▶ **GOAL OF THE EXERCISE**: Retype every entry word for word.

▶ **DATA SECTION**:
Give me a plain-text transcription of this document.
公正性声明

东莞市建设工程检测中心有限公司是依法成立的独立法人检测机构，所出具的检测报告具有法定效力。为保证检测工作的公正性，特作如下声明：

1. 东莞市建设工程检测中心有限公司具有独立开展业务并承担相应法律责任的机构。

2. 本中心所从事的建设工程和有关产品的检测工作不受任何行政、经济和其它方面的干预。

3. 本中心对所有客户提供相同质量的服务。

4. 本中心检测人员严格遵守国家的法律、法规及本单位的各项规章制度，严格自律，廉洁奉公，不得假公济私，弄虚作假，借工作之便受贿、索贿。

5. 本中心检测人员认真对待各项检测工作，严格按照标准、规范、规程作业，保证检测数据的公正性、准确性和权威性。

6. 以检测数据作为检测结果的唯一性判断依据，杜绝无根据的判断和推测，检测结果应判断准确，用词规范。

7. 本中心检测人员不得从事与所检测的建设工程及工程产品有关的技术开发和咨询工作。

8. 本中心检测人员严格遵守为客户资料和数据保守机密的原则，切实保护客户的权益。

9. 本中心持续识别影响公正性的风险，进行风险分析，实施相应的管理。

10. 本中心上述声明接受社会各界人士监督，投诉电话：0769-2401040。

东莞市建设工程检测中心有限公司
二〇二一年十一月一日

▶ **CORRECT ANSWER**:
Give me a plain-text transcription of this document.
公正性声明

东莞市建设工程检测中心有限公司是依法成立的独立法人检测机构，所出具的检测报告具有法定效力。为保证检测工作的公正性，特作如下声明：

1. 东莞市建设工程检测中心有限公司具有独立开展业务并承担相应法律责任的机构。

2. 本中心所从事的建设工程和有关产品的检测工作不受任何行政、经济和其它方面的干预。

3. 本中心对所有客户提供相同质量的服务。

4. 本中心检测人员严格遵守国家的法律、法规及本单位的各项规章制度，严格自律，廉洁奉公，不得假公济私，弄虚作假，借工作之便受贿、索贿。

5. 本中心检测人员认真对待各项检测工作，严格按照标准、规范、规程作业，保证检测数据的公正性、准确性和权威性。

6. 以检测数据作为检测结果的唯一性判断依据，杜绝无根据的判断和推测，检测结果应判断准确，用词规范。

7. 本中心检测人员不得从事与所检测的建设工程及工程产品有关的技术开发和咨询工作。

8. 本中心检测人员严格遵守为客户资料和数据保守机密的原则，切实保护客户的权益。

9. 本中心持续识别影响公正性的风险，进行风险分析，实施相应的管理。

10. 本中心上述声明接受社会各界人士监督，投诉电话：0769-2401040。

东莞市建设工程检测中心有限公司
二〇二一年十一月一日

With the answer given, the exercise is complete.